Without the images, output each record below as it stands.

-------- PROVIDED MATERIAL

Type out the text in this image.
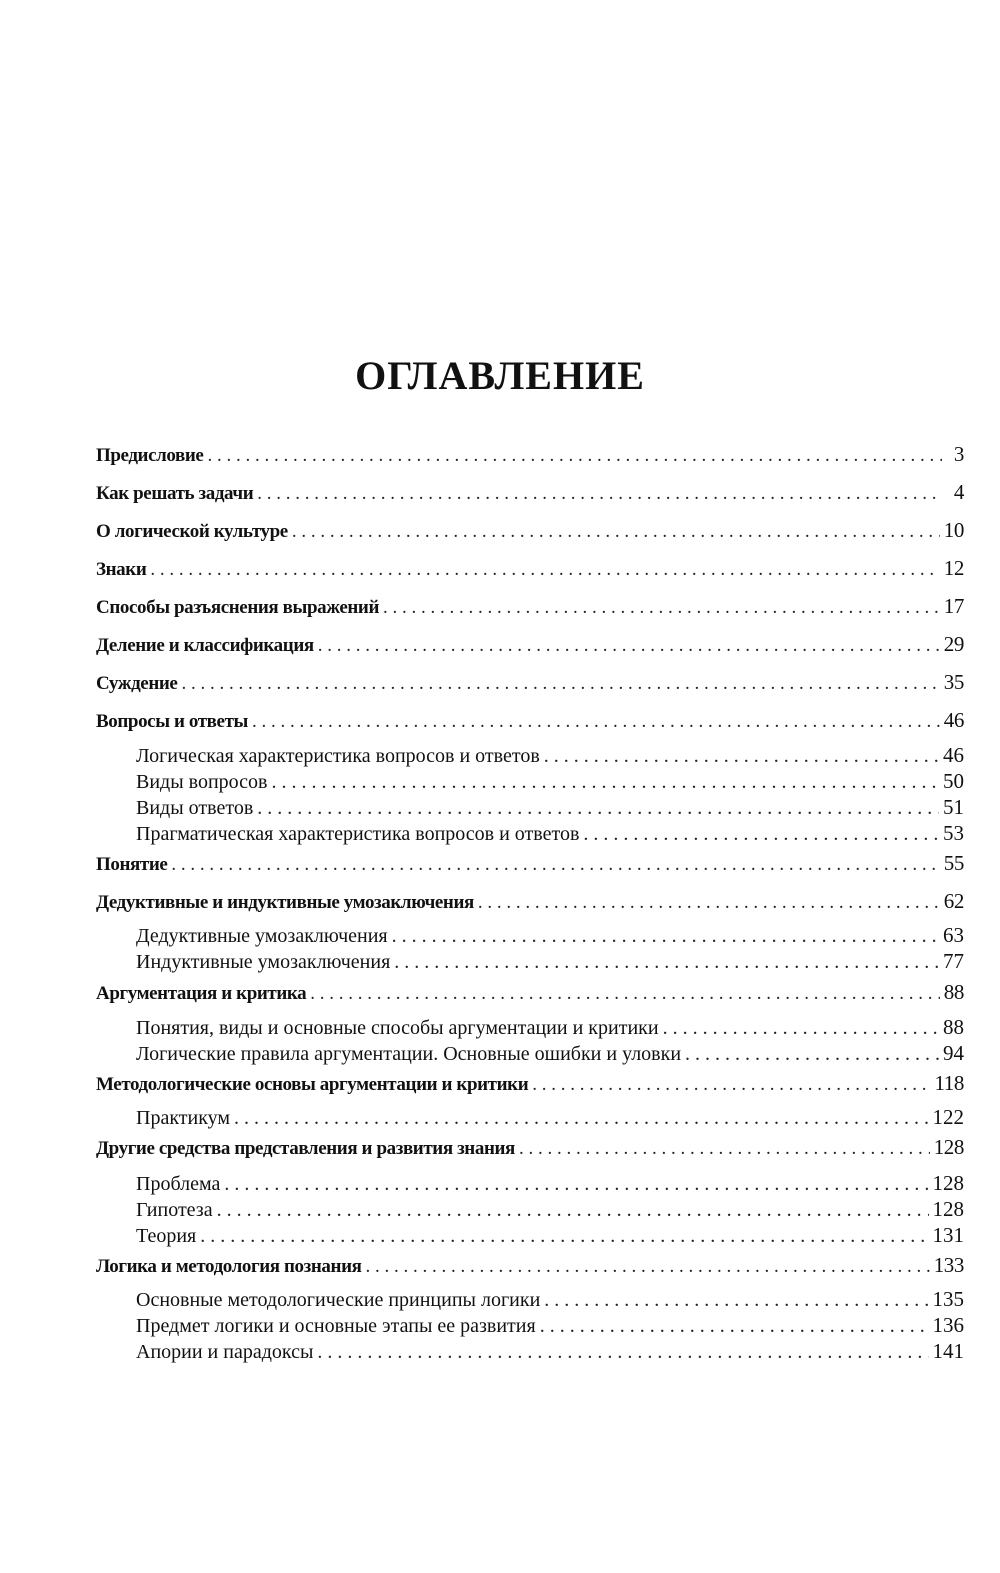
ОГЛАВЛЕНИЕ
Предисловие . . .	3
Как решать задачи . . .	4
О логической культуре . . .	10
Знаки . . .	12
Способы разъяснения выражений . . .	17
Деление и классификация . . .	29
Суждение . . .	35
Вопросы и ответы . . .	46
Логическая характеристика вопросов и ответов . . .	46
Виды вопросов . . .	50
Виды ответов . . .	51
Прагматическая характеристика вопросов и ответов . . .	53
Понятие . . .	55
Дедуктивные и индуктивные умозаключения . . .	62
Дедуктивные умозаключения . . .	63
Индуктивные умозаключения . . .	77
Аргументация и критика . . .	88
Понятия, виды и основные способы аргументации и критики . . .	88
Логические правила аргументации. Основные ошибки и уловки . . .	94
Методологические основы аргументации и критики . . .	118
Практикум . . .	122
Другие средства представления и развития знания . . .	128
Проблема . . .	128
Гипотеза . . .	128
Теория . . .	131
Логика и методология познания . . .	133
Основные методологические принципы логики . . .	135
Предмет логики и основные этапы ее развития . . .	136
Апории и парадоксы . . .	141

----------------

OUTPUT FOR THIS EXERCISE:
Type out the text in this image.
ОГЛАВЛЕНИЕ
Предисловие . . .	3
Как решать задачи . . .	4
О логической культуре . . .	10
Знаки . . .	12
Способы разъяснения выражений . . .	17
Деление и классификация . . .	29
Суждение . . .	35
Вопросы и ответы . . .	46
Логическая характеристика вопросов и ответов . . .	46
Виды вопросов . . .	50
Виды ответов . . .	51
Прагматическая характеристика вопросов и ответов . . .	53
Понятие . . .	55
Дедуктивные и индуктивные умозаключения . . .	62
Дедуктивные умозаключения . . .	63
Индуктивные умозаключения . . .	77
Аргументация и критика . . .	88
Понятия, виды и основные способы аргументации и критики . . .	88
Логические правила аргументации. Основные ошибки и уловки . . .	94
Методологические основы аргументации и критики . . .	118
Практикум . . .	122
Другие средства представления и развития знания . . .	128
Проблема . . .	128
Гипотеза . . .	128
Теория . . .	131
Логика и методология познания . . .	133
Основные методологические принципы логики . . .	135
Предмет логики и основные этапы ее развития . . .	136
Апории и парадоксы . . .	141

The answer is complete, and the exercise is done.